What the exercise asks » Transcribe all of the material exactly, except for its pictures.

Entries supplied »
* BEGIN *

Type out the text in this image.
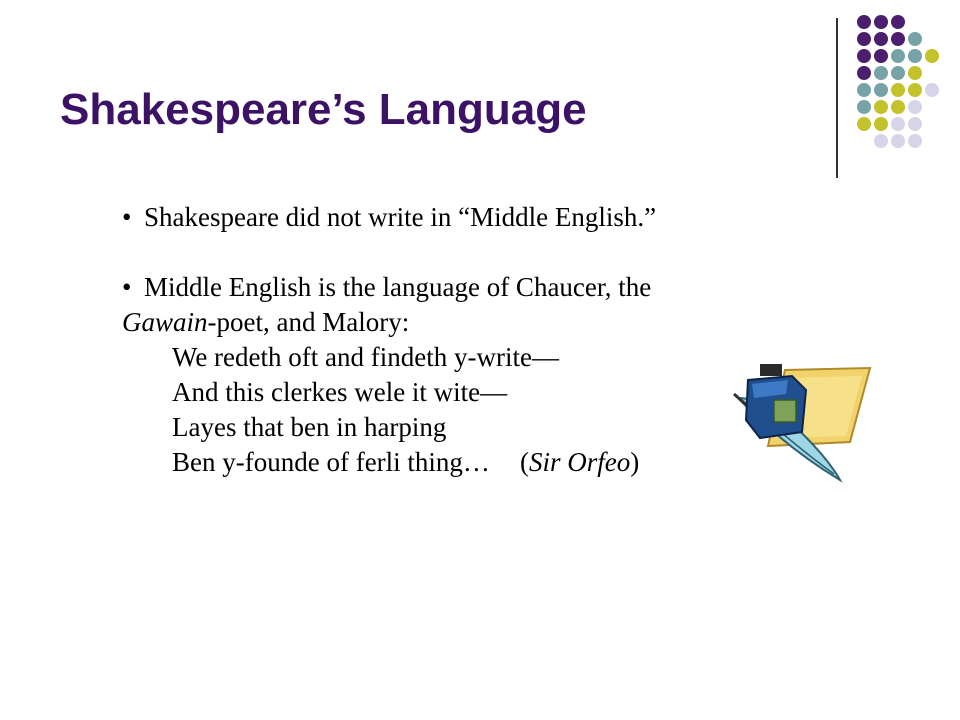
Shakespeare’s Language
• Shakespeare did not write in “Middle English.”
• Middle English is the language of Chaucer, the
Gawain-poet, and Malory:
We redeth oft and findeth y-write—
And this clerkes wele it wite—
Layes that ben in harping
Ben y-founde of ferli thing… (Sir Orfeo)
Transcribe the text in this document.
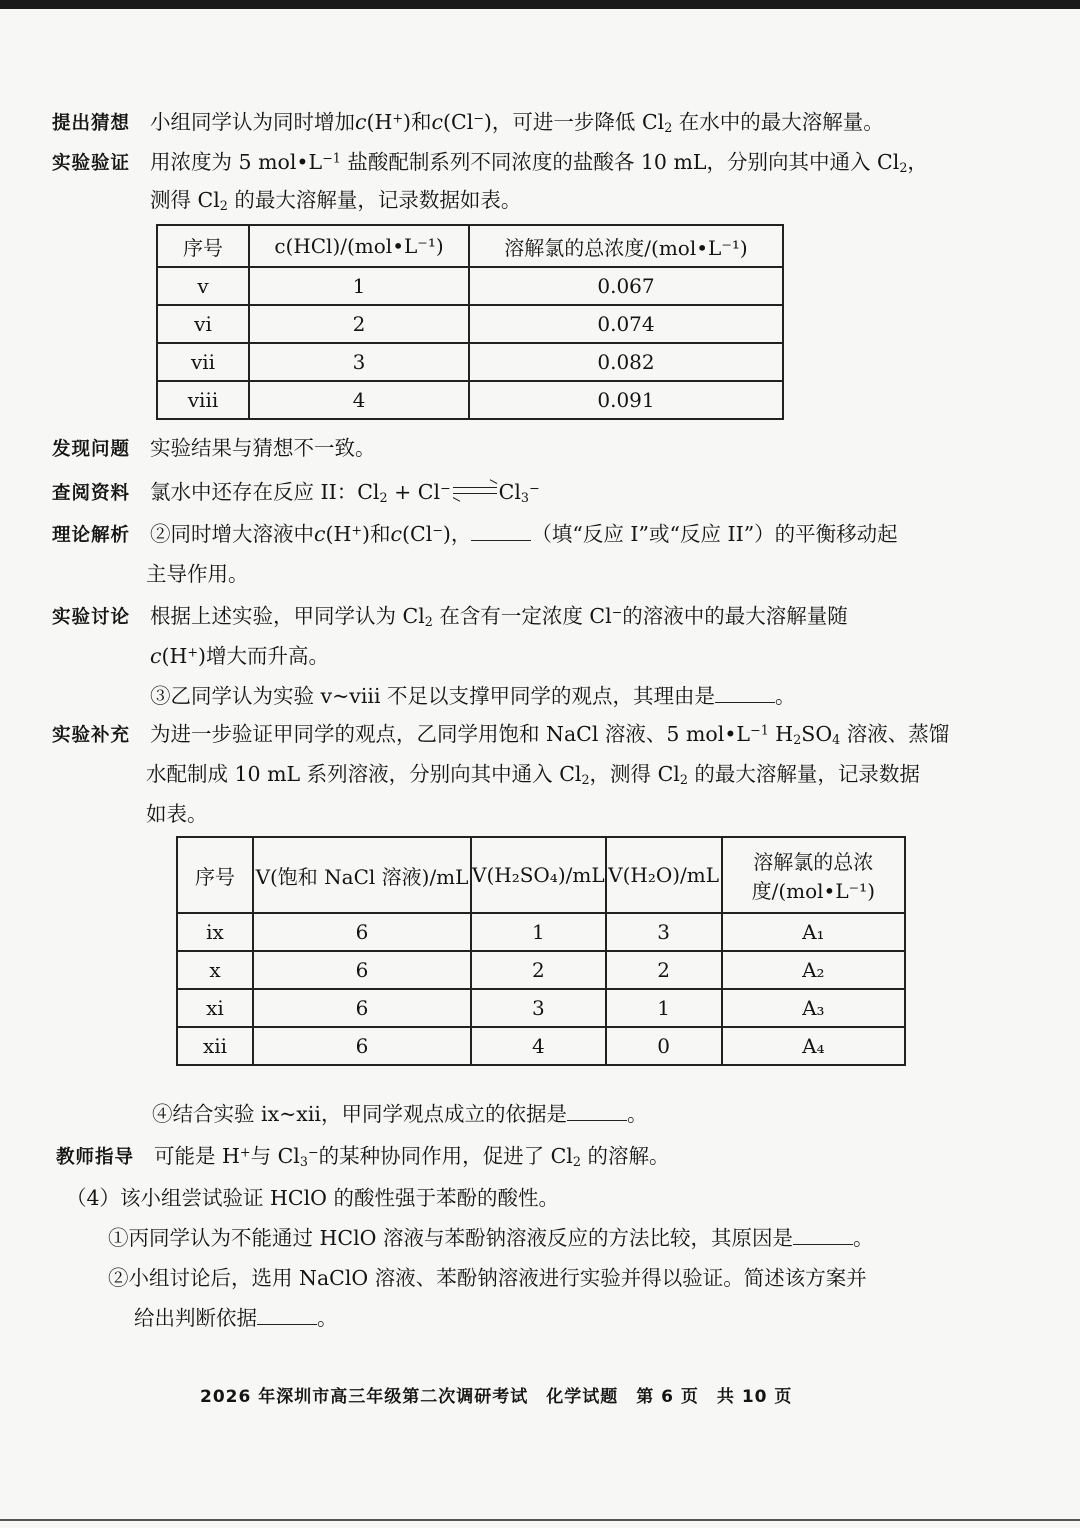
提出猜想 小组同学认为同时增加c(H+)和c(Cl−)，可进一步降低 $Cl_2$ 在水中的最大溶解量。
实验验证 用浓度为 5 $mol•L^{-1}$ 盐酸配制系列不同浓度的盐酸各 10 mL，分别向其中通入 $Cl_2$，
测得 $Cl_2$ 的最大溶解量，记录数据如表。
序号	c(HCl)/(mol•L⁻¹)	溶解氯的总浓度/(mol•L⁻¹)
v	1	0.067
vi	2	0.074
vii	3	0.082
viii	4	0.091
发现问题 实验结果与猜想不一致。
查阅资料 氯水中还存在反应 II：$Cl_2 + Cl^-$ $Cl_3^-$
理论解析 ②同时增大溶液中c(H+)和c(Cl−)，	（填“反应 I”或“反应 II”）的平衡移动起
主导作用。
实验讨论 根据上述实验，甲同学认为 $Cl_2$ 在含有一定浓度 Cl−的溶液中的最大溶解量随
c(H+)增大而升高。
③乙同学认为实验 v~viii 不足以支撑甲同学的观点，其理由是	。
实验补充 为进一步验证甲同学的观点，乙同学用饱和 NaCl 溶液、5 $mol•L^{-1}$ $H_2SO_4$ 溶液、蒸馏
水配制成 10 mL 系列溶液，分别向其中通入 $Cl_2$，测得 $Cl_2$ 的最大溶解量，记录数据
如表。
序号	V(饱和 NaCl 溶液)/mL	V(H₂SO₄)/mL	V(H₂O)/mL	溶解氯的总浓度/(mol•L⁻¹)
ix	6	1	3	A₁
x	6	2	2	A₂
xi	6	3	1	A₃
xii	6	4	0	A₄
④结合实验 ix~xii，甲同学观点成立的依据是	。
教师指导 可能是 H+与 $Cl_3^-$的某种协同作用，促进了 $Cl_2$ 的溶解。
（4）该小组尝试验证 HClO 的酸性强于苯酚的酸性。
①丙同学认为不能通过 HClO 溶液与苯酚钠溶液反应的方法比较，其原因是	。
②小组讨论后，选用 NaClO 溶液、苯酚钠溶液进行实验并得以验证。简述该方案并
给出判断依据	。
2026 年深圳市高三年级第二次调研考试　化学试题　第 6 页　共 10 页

* END *

Exercise result »
Type out the text in this image.
Shakespeare’s Language
• Shakespeare did not write in “Middle English.”
• Middle English is the language of Chaucer, the
Gawain-poet, and Malory:
We redeth oft and findeth y-write—
And this clerkes wele it wite—
Layes that ben in harping
Ben y-founde of ferli thing… (Sir Orfeo)
Transcribe the text in this document.
提出猜想 小组同学认为同时增加c(H+)和c(Cl−)，可进一步降低 $Cl_2$ 在水中的最大溶解量。
实验验证 用浓度为 5 $mol•L^{-1}$ 盐酸配制系列不同浓度的盐酸各 10 mL，分别向其中通入 $Cl_2$，
测得 $Cl_2$ 的最大溶解量，记录数据如表。
序号	c(HCl)/(mol•L⁻¹)	溶解氯的总浓度/(mol•L⁻¹)
v	1	0.067
vi	2	0.074
vii	3	0.082
viii	4	0.091
发现问题 实验结果与猜想不一致。
查阅资料 氯水中还存在反应 II：$Cl_2 + Cl^-$ $Cl_3^-$
理论解析 ②同时增大溶液中c(H+)和c(Cl−)，	（填“反应 I”或“反应 II”）的平衡移动起
主导作用。
实验讨论 根据上述实验，甲同学认为 $Cl_2$ 在含有一定浓度 Cl−的溶液中的最大溶解量随
c(H+)增大而升高。
③乙同学认为实验 v~viii 不足以支撑甲同学的观点，其理由是	。
实验补充 为进一步验证甲同学的观点，乙同学用饱和 NaCl 溶液、5 $mol•L^{-1}$ $H_2SO_4$ 溶液、蒸馏
水配制成 10 mL 系列溶液，分别向其中通入 $Cl_2$，测得 $Cl_2$ 的最大溶解量，记录数据
如表。
序号	V(饱和 NaCl 溶液)/mL	V(H₂SO₄)/mL	V(H₂O)/mL	溶解氯的总浓度/(mol•L⁻¹)
ix	6	1	3	A₁
x	6	2	2	A₂
xi	6	3	1	A₃
xii	6	4	0	A₄
④结合实验 ix~xii，甲同学观点成立的依据是	。
教师指导 可能是 H+与 $Cl_3^-$的某种协同作用，促进了 $Cl_2$ 的溶解。
（4）该小组尝试验证 HClO 的酸性强于苯酚的酸性。
①丙同学认为不能通过 HClO 溶液与苯酚钠溶液反应的方法比较，其原因是	。
②小组讨论后，选用 NaClO 溶液、苯酚钠溶液进行实验并得以验证。简述该方案并
给出判断依据	。
2026 年深圳市高三年级第二次调研考试　化学试题　第 6 页　共 10 页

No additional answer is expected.